Aim
Pick out each line containing the string "this".

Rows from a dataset
>>>
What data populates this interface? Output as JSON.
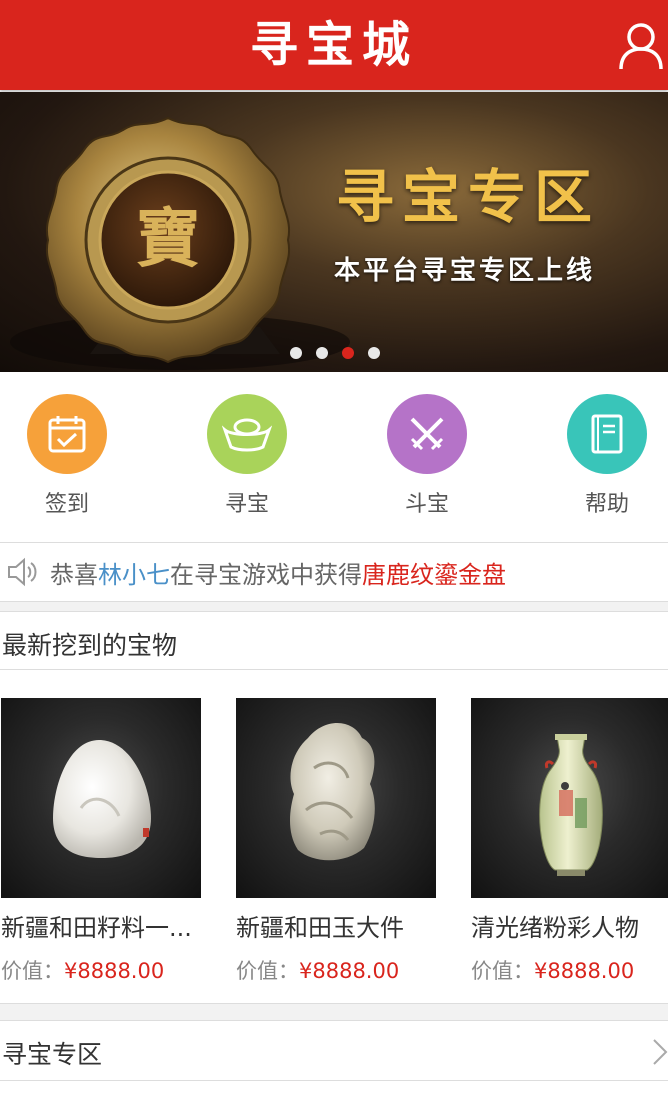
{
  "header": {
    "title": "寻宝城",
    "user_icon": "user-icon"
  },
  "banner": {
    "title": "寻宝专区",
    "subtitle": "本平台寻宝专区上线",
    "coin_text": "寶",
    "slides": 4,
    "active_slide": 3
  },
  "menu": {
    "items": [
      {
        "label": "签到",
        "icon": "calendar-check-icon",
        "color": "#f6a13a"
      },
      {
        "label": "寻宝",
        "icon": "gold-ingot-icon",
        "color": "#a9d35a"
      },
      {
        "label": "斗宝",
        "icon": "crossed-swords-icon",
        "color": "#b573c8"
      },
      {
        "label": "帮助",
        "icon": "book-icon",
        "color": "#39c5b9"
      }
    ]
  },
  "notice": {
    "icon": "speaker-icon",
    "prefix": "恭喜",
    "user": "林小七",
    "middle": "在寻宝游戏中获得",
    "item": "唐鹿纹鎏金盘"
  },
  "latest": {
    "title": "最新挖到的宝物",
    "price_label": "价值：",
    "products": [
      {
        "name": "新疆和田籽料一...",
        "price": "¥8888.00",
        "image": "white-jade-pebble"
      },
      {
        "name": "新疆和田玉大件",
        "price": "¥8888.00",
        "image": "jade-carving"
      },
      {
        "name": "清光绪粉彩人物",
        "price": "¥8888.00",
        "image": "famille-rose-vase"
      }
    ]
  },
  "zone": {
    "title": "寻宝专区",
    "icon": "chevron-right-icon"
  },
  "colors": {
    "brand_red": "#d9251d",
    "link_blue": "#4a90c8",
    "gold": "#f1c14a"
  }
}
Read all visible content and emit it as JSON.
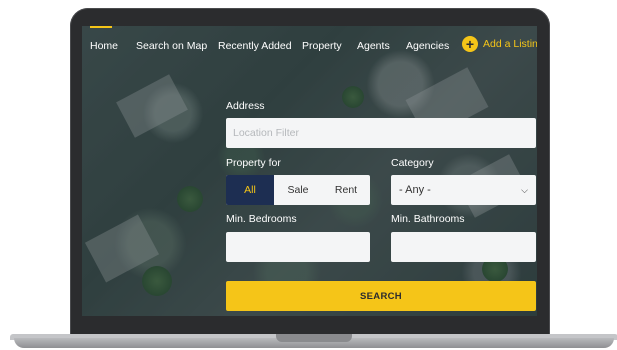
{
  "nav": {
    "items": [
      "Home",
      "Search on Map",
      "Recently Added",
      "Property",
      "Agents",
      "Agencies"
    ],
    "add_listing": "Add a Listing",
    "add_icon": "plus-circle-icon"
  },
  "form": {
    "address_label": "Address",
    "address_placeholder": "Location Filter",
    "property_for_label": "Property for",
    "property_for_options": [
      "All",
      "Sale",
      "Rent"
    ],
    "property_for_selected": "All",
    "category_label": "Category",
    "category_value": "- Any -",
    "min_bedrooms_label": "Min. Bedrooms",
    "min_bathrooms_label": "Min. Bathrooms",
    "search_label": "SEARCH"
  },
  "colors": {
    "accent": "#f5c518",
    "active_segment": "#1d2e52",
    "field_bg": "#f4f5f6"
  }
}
<<<
>>>
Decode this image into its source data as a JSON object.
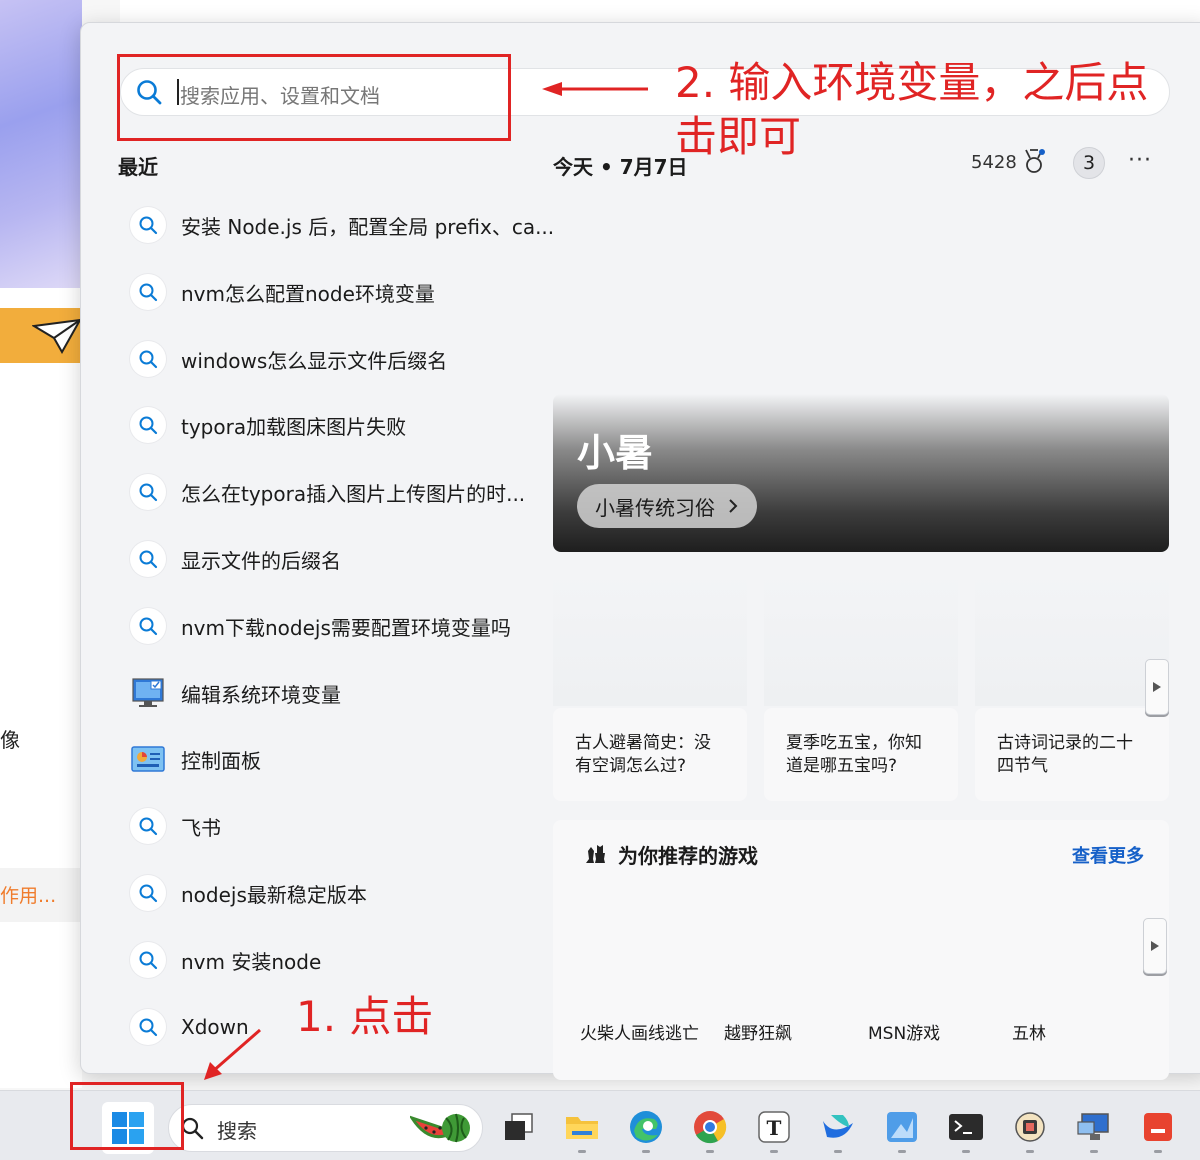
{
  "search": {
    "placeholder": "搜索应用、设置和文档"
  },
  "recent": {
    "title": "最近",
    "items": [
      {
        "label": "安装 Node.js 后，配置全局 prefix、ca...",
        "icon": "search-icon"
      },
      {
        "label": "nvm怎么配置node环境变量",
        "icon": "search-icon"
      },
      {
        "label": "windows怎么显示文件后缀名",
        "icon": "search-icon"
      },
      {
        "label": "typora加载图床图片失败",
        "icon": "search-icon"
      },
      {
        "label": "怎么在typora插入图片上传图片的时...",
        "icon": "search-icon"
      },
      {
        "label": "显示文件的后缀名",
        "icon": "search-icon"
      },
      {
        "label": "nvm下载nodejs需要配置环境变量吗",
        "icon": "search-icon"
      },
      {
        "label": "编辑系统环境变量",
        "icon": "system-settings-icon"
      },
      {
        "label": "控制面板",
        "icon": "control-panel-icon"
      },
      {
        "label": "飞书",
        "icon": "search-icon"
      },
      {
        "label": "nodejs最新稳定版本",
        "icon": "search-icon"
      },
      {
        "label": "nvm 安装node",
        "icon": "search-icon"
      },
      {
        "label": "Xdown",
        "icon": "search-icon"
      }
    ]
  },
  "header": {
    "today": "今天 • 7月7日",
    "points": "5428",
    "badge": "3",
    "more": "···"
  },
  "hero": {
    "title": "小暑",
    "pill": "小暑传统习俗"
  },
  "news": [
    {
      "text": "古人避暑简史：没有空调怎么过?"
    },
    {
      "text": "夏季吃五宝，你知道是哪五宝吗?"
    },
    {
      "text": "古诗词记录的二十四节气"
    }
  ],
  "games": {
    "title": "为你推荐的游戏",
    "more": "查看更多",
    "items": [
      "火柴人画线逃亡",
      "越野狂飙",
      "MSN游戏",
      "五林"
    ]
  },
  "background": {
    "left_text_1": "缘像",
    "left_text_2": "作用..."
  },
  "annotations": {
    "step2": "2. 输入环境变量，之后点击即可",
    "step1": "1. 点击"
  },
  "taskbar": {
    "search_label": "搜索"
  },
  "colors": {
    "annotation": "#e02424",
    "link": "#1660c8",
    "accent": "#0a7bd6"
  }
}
<<<
Exercise response
What data populates this interface? Output as JSON.
Decode this image into its source data as a JSON object.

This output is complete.